Instruction
Below is a block of records; repeat each one exactly.

Data entries
• • • •
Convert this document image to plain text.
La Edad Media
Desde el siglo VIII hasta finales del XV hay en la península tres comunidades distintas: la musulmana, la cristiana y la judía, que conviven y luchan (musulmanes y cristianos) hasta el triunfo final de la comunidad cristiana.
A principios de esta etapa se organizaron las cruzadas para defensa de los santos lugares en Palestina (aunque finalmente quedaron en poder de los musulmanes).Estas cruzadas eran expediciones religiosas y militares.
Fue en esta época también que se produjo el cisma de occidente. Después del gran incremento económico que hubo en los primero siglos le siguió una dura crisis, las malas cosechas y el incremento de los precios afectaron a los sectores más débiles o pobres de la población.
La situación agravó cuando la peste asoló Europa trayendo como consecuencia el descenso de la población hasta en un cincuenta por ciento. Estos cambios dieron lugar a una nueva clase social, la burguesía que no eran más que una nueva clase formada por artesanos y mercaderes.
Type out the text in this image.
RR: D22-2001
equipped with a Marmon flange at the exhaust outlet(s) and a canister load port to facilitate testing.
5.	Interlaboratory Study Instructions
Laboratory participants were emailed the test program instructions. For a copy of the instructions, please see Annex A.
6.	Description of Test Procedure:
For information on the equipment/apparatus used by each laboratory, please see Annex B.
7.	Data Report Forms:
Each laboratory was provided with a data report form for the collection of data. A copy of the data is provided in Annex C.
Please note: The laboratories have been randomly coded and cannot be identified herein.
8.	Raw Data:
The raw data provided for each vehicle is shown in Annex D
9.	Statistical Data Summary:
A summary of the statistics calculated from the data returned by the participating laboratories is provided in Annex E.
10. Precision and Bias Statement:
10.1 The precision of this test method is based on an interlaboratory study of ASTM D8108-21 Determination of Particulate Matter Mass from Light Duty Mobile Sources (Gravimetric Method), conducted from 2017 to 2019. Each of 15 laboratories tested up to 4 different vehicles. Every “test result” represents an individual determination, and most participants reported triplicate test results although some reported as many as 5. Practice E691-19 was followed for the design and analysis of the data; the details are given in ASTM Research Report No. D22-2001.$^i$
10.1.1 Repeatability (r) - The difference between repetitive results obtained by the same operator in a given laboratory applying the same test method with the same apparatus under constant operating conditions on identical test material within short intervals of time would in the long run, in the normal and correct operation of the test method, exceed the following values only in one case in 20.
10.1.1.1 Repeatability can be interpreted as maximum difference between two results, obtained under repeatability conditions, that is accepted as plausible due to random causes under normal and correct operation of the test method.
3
• • • •
Written response
Convert this document image to plain text.
La Edad Media
Desde el siglo VIII hasta finales del XV hay en la península tres comunidades distintas: la musulmana, la cristiana y la judía, que conviven y luchan (musulmanes y cristianos) hasta el triunfo final de la comunidad cristiana.
A principios de esta etapa se organizaron las cruzadas para defensa de los santos lugares en Palestina (aunque finalmente quedaron en poder de los musulmanes).Estas cruzadas eran expediciones religiosas y militares.
Fue en esta época también que se produjo el cisma de occidente. Después del gran incremento económico que hubo en los primero siglos le siguió una dura crisis, las malas cosechas y el incremento de los precios afectaron a los sectores más débiles o pobres de la población.
La situación agravó cuando la peste asoló Europa trayendo como consecuencia el descenso de la población hasta en un cincuenta por ciento. Estos cambios dieron lugar a una nueva clase social, la burguesía que no eran más que una nueva clase formada por artesanos y mercaderes.
Type out the text in this image.
RR: D22-2001
equipped with a Marmon flange at the exhaust outlet(s) and a canister load port to facilitate testing.
5.	Interlaboratory Study Instructions
Laboratory participants were emailed the test program instructions. For a copy of the instructions, please see Annex A.
6.	Description of Test Procedure:
For information on the equipment/apparatus used by each laboratory, please see Annex B.
7.	Data Report Forms:
Each laboratory was provided with a data report form for the collection of data. A copy of the data is provided in Annex C.
Please note: The laboratories have been randomly coded and cannot be identified herein.
8.	Raw Data:
The raw data provided for each vehicle is shown in Annex D
9.	Statistical Data Summary:
A summary of the statistics calculated from the data returned by the participating laboratories is provided in Annex E.
10. Precision and Bias Statement:
10.1 The precision of this test method is based on an interlaboratory study of ASTM D8108-21 Determination of Particulate Matter Mass from Light Duty Mobile Sources (Gravimetric Method), conducted from 2017 to 2019. Each of 15 laboratories tested up to 4 different vehicles. Every “test result” represents an individual determination, and most participants reported triplicate test results although some reported as many as 5. Practice E691-19 was followed for the design and analysis of the data; the details are given in ASTM Research Report No. D22-2001.$^i$
10.1.1 Repeatability (r) - The difference between repetitive results obtained by the same operator in a given laboratory applying the same test method with the same apparatus under constant operating conditions on identical test material within short intervals of time would in the long run, in the normal and correct operation of the test method, exceed the following values only in one case in 20.
10.1.1.1 Repeatability can be interpreted as maximum difference between two results, obtained under repeatability conditions, that is accepted as plausible due to random causes under normal and correct operation of the test method.
3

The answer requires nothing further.